__Short exercise__
Collect every line in the records below that contains the word "label".

===

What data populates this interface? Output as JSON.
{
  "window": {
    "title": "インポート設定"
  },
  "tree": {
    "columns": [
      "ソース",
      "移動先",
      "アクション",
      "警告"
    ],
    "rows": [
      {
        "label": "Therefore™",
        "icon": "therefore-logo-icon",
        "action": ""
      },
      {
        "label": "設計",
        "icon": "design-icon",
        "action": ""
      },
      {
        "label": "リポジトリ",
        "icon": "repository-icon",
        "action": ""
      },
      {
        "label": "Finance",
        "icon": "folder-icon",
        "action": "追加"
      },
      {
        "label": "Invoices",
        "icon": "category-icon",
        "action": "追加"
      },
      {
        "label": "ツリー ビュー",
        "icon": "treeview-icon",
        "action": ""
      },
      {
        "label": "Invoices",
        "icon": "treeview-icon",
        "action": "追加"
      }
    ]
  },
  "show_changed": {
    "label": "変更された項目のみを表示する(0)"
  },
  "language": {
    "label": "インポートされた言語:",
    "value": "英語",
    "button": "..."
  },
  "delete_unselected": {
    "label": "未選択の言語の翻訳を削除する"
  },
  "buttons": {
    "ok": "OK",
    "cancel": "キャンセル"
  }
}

===

__Problem solution__
        "label": "Therefore™",
        "label": "設計",
        "label": "リポジトリ",
        "label": "Finance",
        "label": "Invoices",
        "label": "ツリー ビュー",
        "label": "Invoices",
    "label": "変更された項目のみを表示する(0)"
    "label": "インポートされた言語:",
    "label": "未選択の言語の翻訳を削除する"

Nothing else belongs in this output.